▸ What you have to do
Your task is to print all of the data word for word.
--- Start Provided data ---
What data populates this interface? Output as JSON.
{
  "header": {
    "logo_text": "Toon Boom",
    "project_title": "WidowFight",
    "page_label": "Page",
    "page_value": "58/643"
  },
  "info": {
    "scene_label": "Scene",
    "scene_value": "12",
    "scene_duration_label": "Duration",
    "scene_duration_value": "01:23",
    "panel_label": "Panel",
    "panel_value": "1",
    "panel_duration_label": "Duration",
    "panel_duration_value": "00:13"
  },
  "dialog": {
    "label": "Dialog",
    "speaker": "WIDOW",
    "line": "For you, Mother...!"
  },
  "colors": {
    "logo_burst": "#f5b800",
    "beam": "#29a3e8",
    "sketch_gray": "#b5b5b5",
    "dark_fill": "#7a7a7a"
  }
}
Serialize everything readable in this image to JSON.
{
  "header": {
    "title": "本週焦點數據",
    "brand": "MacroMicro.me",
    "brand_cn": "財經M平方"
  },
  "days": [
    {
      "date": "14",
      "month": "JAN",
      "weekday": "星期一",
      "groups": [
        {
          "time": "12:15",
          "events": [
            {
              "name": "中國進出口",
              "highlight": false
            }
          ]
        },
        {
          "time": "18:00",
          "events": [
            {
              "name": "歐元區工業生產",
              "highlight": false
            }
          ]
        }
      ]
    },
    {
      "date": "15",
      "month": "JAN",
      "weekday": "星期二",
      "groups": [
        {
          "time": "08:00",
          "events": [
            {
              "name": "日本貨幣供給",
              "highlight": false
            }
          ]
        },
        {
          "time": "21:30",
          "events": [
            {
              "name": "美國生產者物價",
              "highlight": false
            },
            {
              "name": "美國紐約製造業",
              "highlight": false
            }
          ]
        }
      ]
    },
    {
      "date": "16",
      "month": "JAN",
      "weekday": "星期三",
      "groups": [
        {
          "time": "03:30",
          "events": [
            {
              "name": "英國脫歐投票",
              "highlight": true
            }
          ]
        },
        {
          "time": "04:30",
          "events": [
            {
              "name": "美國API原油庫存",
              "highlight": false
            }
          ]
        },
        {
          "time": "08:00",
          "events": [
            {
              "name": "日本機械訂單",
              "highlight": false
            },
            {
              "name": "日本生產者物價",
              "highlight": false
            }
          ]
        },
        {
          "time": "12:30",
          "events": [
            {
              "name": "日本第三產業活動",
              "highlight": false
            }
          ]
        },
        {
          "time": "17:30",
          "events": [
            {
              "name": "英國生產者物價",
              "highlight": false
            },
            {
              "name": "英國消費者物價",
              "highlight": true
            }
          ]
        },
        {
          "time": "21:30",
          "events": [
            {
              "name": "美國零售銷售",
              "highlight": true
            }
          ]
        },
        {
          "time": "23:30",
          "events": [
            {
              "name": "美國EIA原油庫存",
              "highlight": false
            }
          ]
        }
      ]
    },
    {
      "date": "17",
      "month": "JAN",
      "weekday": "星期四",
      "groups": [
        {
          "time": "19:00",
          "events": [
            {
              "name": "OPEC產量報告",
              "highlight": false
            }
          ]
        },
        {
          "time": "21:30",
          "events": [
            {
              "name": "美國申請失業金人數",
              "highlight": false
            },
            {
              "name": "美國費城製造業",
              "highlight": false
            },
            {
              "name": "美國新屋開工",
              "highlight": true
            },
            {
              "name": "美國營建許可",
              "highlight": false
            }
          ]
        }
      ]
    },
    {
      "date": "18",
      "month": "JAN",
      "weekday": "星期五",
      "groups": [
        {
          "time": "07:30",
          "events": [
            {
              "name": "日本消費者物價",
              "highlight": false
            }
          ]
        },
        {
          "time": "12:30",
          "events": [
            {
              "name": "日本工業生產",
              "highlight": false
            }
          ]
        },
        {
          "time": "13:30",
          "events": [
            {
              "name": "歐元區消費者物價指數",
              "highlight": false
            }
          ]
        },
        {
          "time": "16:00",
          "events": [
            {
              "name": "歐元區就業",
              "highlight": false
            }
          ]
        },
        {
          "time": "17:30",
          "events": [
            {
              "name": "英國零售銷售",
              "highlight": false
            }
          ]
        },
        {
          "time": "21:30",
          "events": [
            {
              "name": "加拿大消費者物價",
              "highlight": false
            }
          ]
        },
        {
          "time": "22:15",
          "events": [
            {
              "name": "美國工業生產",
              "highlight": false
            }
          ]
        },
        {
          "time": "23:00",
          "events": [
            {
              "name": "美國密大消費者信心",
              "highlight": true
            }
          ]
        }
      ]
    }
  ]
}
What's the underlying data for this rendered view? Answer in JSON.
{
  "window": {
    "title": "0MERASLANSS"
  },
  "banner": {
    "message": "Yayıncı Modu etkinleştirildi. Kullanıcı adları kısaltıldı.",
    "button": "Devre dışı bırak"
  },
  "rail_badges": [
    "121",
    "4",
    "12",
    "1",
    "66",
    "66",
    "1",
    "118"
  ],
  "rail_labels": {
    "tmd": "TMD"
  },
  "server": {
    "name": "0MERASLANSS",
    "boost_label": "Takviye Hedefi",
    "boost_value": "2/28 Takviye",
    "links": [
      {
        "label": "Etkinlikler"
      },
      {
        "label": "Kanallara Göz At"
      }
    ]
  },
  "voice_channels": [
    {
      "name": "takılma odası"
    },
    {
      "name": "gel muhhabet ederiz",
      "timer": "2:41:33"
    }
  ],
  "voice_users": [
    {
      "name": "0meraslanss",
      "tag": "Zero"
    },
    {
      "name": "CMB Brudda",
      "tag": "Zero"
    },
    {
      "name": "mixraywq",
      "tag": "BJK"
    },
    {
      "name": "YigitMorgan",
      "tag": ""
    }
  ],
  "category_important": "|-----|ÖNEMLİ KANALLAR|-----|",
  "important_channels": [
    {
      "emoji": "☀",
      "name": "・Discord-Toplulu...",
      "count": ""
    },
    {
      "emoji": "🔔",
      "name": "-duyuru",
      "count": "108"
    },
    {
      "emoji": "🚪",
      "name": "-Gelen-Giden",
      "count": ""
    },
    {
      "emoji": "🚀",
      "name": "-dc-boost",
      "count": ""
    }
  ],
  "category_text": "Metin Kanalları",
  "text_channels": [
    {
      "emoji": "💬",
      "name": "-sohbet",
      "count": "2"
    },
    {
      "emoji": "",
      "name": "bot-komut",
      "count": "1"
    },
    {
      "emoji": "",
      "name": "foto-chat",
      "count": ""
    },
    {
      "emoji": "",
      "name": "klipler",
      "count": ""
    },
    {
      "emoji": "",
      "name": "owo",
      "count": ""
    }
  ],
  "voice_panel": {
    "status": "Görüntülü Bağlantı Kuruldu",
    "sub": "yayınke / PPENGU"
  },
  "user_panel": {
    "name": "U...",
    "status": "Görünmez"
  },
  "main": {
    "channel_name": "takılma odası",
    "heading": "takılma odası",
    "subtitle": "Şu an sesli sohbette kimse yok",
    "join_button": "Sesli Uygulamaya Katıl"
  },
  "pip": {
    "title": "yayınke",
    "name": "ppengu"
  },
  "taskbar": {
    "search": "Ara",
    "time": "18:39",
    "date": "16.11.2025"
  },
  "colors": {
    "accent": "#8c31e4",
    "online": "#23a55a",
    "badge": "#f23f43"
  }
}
--- End Provided data ---
▸ Task response
What data populates this interface? Output as JSON.
{
  "header": {
    "logo_text": "Toon Boom",
    "project_title": "WidowFight",
    "page_label": "Page",
    "page_value": "58/643"
  },
  "info": {
    "scene_label": "Scene",
    "scene_value": "12",
    "scene_duration_label": "Duration",
    "scene_duration_value": "01:23",
    "panel_label": "Panel",
    "panel_value": "1",
    "panel_duration_label": "Duration",
    "panel_duration_value": "00:13"
  },
  "dialog": {
    "label": "Dialog",
    "speaker": "WIDOW",
    "line": "For you, Mother...!"
  },
  "colors": {
    "logo_burst": "#f5b800",
    "beam": "#29a3e8",
    "sketch_gray": "#b5b5b5",
    "dark_fill": "#7a7a7a"
  }
}
Serialize everything readable in this image to JSON.
{
  "header": {
    "title": "本週焦點數據",
    "brand": "MacroMicro.me",
    "brand_cn": "財經M平方"
  },
  "days": [
    {
      "date": "14",
      "month": "JAN",
      "weekday": "星期一",
      "groups": [
        {
          "time": "12:15",
          "events": [
            {
              "name": "中國進出口",
              "highlight": false
            }
          ]
        },
        {
          "time": "18:00",
          "events": [
            {
              "name": "歐元區工業生產",
              "highlight": false
            }
          ]
        }
      ]
    },
    {
      "date": "15",
      "month": "JAN",
      "weekday": "星期二",
      "groups": [
        {
          "time": "08:00",
          "events": [
            {
              "name": "日本貨幣供給",
              "highlight": false
            }
          ]
        },
        {
          "time": "21:30",
          "events": [
            {
              "name": "美國生產者物價",
              "highlight": false
            },
            {
              "name": "美國紐約製造業",
              "highlight": false
            }
          ]
        }
      ]
    },
    {
      "date": "16",
      "month": "JAN",
      "weekday": "星期三",
      "groups": [
        {
          "time": "03:30",
          "events": [
            {
              "name": "英國脫歐投票",
              "highlight": true
            }
          ]
        },
        {
          "time": "04:30",
          "events": [
            {
              "name": "美國API原油庫存",
              "highlight": false
            }
          ]
        },
        {
          "time": "08:00",
          "events": [
            {
              "name": "日本機械訂單",
              "highlight": false
            },
            {
              "name": "日本生產者物價",
              "highlight": false
            }
          ]
        },
        {
          "time": "12:30",
          "events": [
            {
              "name": "日本第三產業活動",
              "highlight": false
            }
          ]
        },
        {
          "time": "17:30",
          "events": [
            {
              "name": "英國生產者物價",
              "highlight": false
            },
            {
              "name": "英國消費者物價",
              "highlight": true
            }
          ]
        },
        {
          "time": "21:30",
          "events": [
            {
              "name": "美國零售銷售",
              "highlight": true
            }
          ]
        },
        {
          "time": "23:30",
          "events": [
            {
              "name": "美國EIA原油庫存",
              "highlight": false
            }
          ]
        }
      ]
    },
    {
      "date": "17",
      "month": "JAN",
      "weekday": "星期四",
      "groups": [
        {
          "time": "19:00",
          "events": [
            {
              "name": "OPEC產量報告",
              "highlight": false
            }
          ]
        },
        {
          "time": "21:30",
          "events": [
            {
              "name": "美國申請失業金人數",
              "highlight": false
            },
            {
              "name": "美國費城製造業",
              "highlight": false
            },
            {
              "name": "美國新屋開工",
              "highlight": true
            },
            {
              "name": "美國營建許可",
              "highlight": false
            }
          ]
        }
      ]
    },
    {
      "date": "18",
      "month": "JAN",
      "weekday": "星期五",
      "groups": [
        {
          "time": "07:30",
          "events": [
            {
              "name": "日本消費者物價",
              "highlight": false
            }
          ]
        },
        {
          "time": "12:30",
          "events": [
            {
              "name": "日本工業生產",
              "highlight": false
            }
          ]
        },
        {
          "time": "13:30",
          "events": [
            {
              "name": "歐元區消費者物價指數",
              "highlight": false
            }
          ]
        },
        {
          "time": "16:00",
          "events": [
            {
              "name": "歐元區就業",
              "highlight": false
            }
          ]
        },
        {
          "time": "17:30",
          "events": [
            {
              "name": "英國零售銷售",
              "highlight": false
            }
          ]
        },
        {
          "time": "21:30",
          "events": [
            {
              "name": "加拿大消費者物價",
              "highlight": false
            }
          ]
        },
        {
          "time": "22:15",
          "events": [
            {
              "name": "美國工業生產",
              "highlight": false
            }
          ]
        },
        {
          "time": "23:00",
          "events": [
            {
              "name": "美國密大消費者信心",
              "highlight": true
            }
          ]
        }
      ]
    }
  ]
}
What's the underlying data for this rendered view? Answer in JSON.
{
  "window": {
    "title": "0MERASLANSS"
  },
  "banner": {
    "message": "Yayıncı Modu etkinleştirildi. Kullanıcı adları kısaltıldı.",
    "button": "Devre dışı bırak"
  },
  "rail_badges": [
    "121",
    "4",
    "12",
    "1",
    "66",
    "66",
    "1",
    "118"
  ],
  "rail_labels": {
    "tmd": "TMD"
  },
  "server": {
    "name": "0MERASLANSS",
    "boost_label": "Takviye Hedefi",
    "boost_value": "2/28 Takviye",
    "links": [
      {
        "label": "Etkinlikler"
      },
      {
        "label": "Kanallara Göz At"
      }
    ]
  },
  "voice_channels": [
    {
      "name": "takılma odası"
    },
    {
      "name": "gel muhhabet ederiz",
      "timer": "2:41:33"
    }
  ],
  "voice_users": [
    {
      "name": "0meraslanss",
      "tag": "Zero"
    },
    {
      "name": "CMB Brudda",
      "tag": "Zero"
    },
    {
      "name": "mixraywq",
      "tag": "BJK"
    },
    {
      "name": "YigitMorgan",
      "tag": ""
    }
  ],
  "category_important": "|-----|ÖNEMLİ KANALLAR|-----|",
  "important_channels": [
    {
      "emoji": "☀",
      "name": "・Discord-Toplulu...",
      "count": ""
    },
    {
      "emoji": "🔔",
      "name": "-duyuru",
      "count": "108"
    },
    {
      "emoji": "🚪",
      "name": "-Gelen-Giden",
      "count": ""
    },
    {
      "emoji": "🚀",
      "name": "-dc-boost",
      "count": ""
    }
  ],
  "category_text": "Metin Kanalları",
  "text_channels": [
    {
      "emoji": "💬",
      "name": "-sohbet",
      "count": "2"
    },
    {
      "emoji": "",
      "name": "bot-komut",
      "count": "1"
    },
    {
      "emoji": "",
      "name": "foto-chat",
      "count": ""
    },
    {
      "emoji": "",
      "name": "klipler",
      "count": ""
    },
    {
      "emoji": "",
      "name": "owo",
      "count": ""
    }
  ],
  "voice_panel": {
    "status": "Görüntülü Bağlantı Kuruldu",
    "sub": "yayınke / PPENGU"
  },
  "user_panel": {
    "name": "U...",
    "status": "Görünmez"
  },
  "main": {
    "channel_name": "takılma odası",
    "heading": "takılma odası",
    "subtitle": "Şu an sesli sohbette kimse yok",
    "join_button": "Sesli Uygulamaya Katıl"
  },
  "pip": {
    "title": "yayınke",
    "name": "ppengu"
  },
  "taskbar": {
    "search": "Ara",
    "time": "18:39",
    "date": "16.11.2025"
  },
  "colors": {
    "accent": "#8c31e4",
    "online": "#23a55a",
    "badge": "#f23f43"
  }
}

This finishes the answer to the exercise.